** GESTELLTE AUFGABE 1 **
Wozu gehört laut dem Leitsatz im Text zur Einheitsbewertung der Anspruch eines Land- und Forstwirts auf Lieferung stehender oder umlaufender Betriebsmittel?

___

Entscheidungsstichwort (Thema)
(Einheitsbewertung eines landwirtschaftlichen und forstwirtschaftlichen Betriebs: Anspruch auf Lieferung stehender und umlaufender Betriebsmittel, Bewertungsgegenstand, Anspruch auf Übereignung eines landwirtschaftlich und forstwirtschaftlich zu nutzenden Grundstücks, Sachleistungsverpflichtung bei Verkauf stehender und umlaufender Betriebsmittel, totes Inventar als stehende Betriebsmittel - gemeiner Wert eines Sachleistungsanspruchs)
Leitsatz (amtlich)
Der Anspruch eines Land- und Forstwirts auf Lieferung stehender oder umlaufender Betriebsmittel ist nicht im Einheitswert des land- und forstwirtschaftlichen Betriebs abgegolten, sondern gehört zum sonstigen Vermögen. Geht ein derartiger Anspruch auf den Erben über, ist er bei der Ermittlung der Bereicherung mit dem gemeinen Wert gesondert zu erfassen.
Orientierungssatz
1. Der Begriff des schwebenden Geschäfts als ein einheitliches Wirtschaftsgut, wie es sich aus dem zur Einheitsbewertung des Betriebsvermögens eines gewerblichen Betriebs ergangenen BFH-Urteil vom 10.4.1991 II R 118/86 ergibt, ist auf die bewertungsrechtliche Behandlung nicht erfüllter gegenseitiger Verträge außerhalb des Betriebsvermögens nicht übertragbar (vgl. BFH-Urteil vom 26.6.1991 II R 117/87).
2. Während der Einheitswert eines gewerblichen Betriebs gemäß § 98a BewG aufgrund einer Einzelbewertung ermittelt wird (vgl. BFH-Urteil vom 12.7.1968 III 181/64), sind bei der Einheitsbewertung des landwirtschaftlichen und forstwirtschaftlichen Betriebs nicht die einzelnen Wirtschaftsgüter, sondern der Betrieb der Landwirtschaft und Forstwirtschaft als solcher Gegenstand der Bewertung (vgl. Literatur).
3. Der gemeine Wert eines Sachleistungsanspruchs entspricht regelmäßig dem Betrag, der für den Erwerb des Gegenstands im gewöhnlichen Geschäftsverkehr aufgewendet werden muß (vgl. BFH-Rechtsprechung).

___

** GESTELLTE AUFGABE 2 **
Wiederhole bitte die Zeilen der Datensätze unverändert, vom Anfang der Datensätze bis einschließlich der Zeile, die „text-tool[interactable] [753, 283, 779, 306]“ enthält.

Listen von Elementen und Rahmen
___

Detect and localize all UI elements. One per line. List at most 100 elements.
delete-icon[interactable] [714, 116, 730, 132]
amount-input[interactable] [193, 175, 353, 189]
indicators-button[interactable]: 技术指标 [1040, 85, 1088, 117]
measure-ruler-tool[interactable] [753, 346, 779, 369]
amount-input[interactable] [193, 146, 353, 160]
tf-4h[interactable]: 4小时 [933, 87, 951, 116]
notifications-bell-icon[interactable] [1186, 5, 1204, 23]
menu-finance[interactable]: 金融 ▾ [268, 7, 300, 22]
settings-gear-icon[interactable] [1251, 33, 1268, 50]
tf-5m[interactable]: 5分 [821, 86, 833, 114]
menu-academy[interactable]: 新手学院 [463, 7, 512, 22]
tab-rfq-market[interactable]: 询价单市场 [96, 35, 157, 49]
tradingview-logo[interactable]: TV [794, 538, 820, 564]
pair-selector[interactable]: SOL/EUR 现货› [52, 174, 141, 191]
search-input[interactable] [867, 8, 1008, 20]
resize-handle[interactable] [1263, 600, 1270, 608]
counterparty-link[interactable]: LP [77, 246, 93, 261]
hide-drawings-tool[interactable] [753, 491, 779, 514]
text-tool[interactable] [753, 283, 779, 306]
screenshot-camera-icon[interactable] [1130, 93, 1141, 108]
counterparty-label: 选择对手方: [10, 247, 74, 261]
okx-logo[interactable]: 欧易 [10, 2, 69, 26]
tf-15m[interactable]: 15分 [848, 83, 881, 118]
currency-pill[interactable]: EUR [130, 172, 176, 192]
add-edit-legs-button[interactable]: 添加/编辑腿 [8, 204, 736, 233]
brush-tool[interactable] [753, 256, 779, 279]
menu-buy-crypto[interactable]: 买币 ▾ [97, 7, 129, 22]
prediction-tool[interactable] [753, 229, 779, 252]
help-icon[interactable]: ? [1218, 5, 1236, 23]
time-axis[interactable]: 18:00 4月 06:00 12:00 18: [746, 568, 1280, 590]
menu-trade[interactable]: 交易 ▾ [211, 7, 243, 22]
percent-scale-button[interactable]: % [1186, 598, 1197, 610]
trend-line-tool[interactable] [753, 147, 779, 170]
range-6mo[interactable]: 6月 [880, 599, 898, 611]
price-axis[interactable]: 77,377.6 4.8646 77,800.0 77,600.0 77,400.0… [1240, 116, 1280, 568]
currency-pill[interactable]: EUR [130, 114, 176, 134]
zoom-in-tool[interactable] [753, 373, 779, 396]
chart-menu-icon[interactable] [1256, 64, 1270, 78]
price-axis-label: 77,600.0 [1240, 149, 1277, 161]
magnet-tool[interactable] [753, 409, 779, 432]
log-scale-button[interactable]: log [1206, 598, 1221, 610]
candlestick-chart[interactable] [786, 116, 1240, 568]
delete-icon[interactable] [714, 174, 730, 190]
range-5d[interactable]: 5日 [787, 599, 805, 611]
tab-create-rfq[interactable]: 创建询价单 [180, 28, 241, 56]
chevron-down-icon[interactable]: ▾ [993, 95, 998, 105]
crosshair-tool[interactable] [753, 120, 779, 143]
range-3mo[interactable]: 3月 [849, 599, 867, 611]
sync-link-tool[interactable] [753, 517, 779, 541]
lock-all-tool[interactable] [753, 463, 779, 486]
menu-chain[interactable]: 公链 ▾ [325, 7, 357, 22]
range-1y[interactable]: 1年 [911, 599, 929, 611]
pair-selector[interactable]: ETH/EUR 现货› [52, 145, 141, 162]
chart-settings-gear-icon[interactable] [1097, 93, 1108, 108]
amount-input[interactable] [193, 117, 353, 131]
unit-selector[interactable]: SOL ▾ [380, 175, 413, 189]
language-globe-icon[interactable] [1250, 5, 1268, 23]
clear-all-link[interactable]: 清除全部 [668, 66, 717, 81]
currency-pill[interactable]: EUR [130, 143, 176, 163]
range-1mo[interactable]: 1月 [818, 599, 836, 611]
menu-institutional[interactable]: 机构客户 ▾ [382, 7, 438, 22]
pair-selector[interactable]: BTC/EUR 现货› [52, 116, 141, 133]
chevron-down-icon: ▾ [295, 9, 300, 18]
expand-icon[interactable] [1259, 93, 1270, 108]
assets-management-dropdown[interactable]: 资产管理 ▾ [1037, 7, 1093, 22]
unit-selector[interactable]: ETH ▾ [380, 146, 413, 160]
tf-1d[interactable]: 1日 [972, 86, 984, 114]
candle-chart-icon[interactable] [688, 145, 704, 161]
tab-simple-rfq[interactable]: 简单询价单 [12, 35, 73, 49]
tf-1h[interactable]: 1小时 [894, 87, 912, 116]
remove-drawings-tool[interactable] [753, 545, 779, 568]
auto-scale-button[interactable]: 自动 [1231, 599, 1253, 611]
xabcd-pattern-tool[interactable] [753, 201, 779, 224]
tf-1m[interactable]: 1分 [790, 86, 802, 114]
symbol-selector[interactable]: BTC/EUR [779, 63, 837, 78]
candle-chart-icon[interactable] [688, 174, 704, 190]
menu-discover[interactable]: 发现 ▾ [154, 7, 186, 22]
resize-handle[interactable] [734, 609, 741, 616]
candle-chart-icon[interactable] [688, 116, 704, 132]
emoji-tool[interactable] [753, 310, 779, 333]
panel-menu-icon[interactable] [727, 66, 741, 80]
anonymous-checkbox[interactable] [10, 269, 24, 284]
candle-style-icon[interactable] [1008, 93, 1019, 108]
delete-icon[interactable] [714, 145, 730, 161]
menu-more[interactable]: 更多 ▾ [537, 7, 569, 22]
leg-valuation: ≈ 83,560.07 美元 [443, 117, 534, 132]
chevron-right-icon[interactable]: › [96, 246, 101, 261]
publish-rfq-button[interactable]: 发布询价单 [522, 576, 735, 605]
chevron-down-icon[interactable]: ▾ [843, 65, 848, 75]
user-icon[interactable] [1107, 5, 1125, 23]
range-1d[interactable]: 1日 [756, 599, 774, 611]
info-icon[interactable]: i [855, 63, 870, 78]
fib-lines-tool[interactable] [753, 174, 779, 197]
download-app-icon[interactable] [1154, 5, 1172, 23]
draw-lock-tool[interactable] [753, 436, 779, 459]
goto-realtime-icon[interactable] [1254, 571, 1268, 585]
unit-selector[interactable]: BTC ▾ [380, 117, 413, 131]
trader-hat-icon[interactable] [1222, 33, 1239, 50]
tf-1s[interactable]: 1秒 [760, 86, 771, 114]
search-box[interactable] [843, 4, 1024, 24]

___

** VOLLSTÄNDIGE AUSGABE 1 **
Er gehört zum sonstigen Vermögen.

** VOLLSTÄNDIGE AUSGABE 2 **
Detect and localize all UI elements. One per line. List at most 100 elements.
delete-icon[interactable] [714, 116, 730, 132]
amount-input[interactable] [193, 175, 353, 189]
indicators-button[interactable]: 技术指标 [1040, 85, 1088, 117]
measure-ruler-tool[interactable] [753, 346, 779, 369]
amount-input[interactable] [193, 146, 353, 160]
tf-4h[interactable]: 4小时 [933, 87, 951, 116]
notifications-bell-icon[interactable] [1186, 5, 1204, 23]
menu-finance[interactable]: 金融 ▾ [268, 7, 300, 22]
settings-gear-icon[interactable] [1251, 33, 1268, 50]
tf-5m[interactable]: 5分 [821, 86, 833, 114]
menu-academy[interactable]: 新手学院 [463, 7, 512, 22]
tab-rfq-market[interactable]: 询价单市场 [96, 35, 157, 49]
tradingview-logo[interactable]: TV [794, 538, 820, 564]
pair-selector[interactable]: SOL/EUR 现货› [52, 174, 141, 191]
search-input[interactable] [867, 8, 1008, 20]
resize-handle[interactable] [1263, 600, 1270, 608]
counterparty-link[interactable]: LP [77, 246, 93, 261]
hide-drawings-tool[interactable] [753, 491, 779, 514]
text-tool[interactable] [753, 283, 779, 306]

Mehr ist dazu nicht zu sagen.